To be done: Extract all lines that hold "Medium" from the records below.

Task material:

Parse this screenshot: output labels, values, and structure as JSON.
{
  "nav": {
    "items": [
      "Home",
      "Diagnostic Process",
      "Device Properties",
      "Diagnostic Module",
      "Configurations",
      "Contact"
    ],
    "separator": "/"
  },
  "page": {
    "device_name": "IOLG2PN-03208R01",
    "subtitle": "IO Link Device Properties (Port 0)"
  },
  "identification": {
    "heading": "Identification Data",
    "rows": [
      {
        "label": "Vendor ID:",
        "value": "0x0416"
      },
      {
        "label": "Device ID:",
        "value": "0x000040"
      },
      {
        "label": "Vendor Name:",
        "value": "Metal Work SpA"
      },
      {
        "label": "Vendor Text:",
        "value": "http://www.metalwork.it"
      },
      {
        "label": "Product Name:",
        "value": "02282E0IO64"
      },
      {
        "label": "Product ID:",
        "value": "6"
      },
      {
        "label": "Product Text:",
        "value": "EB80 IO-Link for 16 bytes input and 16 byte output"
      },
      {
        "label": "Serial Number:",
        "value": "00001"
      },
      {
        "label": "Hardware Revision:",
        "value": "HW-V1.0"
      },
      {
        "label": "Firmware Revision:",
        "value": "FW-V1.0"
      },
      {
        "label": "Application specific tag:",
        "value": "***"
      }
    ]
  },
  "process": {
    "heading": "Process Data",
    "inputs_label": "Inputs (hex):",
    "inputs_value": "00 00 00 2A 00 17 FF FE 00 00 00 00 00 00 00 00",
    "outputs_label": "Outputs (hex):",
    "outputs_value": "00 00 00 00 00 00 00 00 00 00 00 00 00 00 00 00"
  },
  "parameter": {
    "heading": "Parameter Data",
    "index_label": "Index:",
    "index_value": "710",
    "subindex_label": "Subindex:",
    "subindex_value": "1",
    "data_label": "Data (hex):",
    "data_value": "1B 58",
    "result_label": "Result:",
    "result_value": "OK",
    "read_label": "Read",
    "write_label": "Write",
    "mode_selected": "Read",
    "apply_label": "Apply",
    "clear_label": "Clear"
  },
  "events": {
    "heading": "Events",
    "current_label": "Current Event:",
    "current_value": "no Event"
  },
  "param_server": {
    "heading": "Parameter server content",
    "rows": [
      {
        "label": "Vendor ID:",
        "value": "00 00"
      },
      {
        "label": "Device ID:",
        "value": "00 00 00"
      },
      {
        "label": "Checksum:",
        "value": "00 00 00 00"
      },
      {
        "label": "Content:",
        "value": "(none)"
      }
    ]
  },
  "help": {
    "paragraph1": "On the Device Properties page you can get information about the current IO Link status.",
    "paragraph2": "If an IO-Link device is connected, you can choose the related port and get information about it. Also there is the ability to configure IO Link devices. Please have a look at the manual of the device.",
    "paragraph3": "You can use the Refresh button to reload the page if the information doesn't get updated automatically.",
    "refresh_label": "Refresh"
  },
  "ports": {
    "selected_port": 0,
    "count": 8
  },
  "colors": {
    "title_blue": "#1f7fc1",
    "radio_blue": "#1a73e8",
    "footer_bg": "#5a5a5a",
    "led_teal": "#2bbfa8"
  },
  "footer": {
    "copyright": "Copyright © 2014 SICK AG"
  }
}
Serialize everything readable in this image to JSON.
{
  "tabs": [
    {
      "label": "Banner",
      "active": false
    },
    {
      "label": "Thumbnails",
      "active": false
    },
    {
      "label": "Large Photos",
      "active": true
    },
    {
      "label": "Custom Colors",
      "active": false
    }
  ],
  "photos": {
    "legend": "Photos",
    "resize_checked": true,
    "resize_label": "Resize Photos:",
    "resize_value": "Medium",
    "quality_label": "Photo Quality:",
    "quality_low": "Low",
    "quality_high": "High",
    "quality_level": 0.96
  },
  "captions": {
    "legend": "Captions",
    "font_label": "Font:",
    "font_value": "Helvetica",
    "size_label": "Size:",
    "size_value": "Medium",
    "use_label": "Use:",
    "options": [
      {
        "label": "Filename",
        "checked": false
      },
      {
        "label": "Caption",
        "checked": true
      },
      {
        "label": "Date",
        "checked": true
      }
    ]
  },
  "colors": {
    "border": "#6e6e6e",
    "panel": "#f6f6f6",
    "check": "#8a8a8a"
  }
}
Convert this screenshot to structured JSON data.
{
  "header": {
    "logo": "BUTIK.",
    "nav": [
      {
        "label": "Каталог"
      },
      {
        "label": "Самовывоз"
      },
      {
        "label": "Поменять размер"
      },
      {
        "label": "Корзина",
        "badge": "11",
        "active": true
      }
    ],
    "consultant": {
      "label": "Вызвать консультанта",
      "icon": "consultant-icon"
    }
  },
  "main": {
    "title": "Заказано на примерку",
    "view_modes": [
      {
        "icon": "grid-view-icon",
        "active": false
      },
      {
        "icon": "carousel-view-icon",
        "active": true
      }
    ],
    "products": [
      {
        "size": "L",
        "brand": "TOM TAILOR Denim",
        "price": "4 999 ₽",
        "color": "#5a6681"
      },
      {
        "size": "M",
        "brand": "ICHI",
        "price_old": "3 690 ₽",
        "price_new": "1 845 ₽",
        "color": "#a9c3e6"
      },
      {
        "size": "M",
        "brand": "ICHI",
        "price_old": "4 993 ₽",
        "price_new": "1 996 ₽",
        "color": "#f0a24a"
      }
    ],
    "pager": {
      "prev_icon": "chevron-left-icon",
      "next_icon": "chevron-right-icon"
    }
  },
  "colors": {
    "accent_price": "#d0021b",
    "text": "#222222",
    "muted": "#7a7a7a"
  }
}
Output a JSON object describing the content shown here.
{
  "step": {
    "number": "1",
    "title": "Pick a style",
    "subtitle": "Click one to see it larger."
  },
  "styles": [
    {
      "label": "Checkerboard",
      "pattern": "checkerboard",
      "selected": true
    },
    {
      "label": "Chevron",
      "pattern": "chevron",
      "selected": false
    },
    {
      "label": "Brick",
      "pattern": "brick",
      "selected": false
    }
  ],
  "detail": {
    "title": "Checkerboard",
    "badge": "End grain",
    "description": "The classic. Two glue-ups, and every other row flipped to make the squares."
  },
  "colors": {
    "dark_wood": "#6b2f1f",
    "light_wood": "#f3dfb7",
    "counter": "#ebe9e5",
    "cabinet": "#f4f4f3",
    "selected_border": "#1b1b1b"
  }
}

The response:
    "resize_value": "Medium",
    "size_value": "Medium",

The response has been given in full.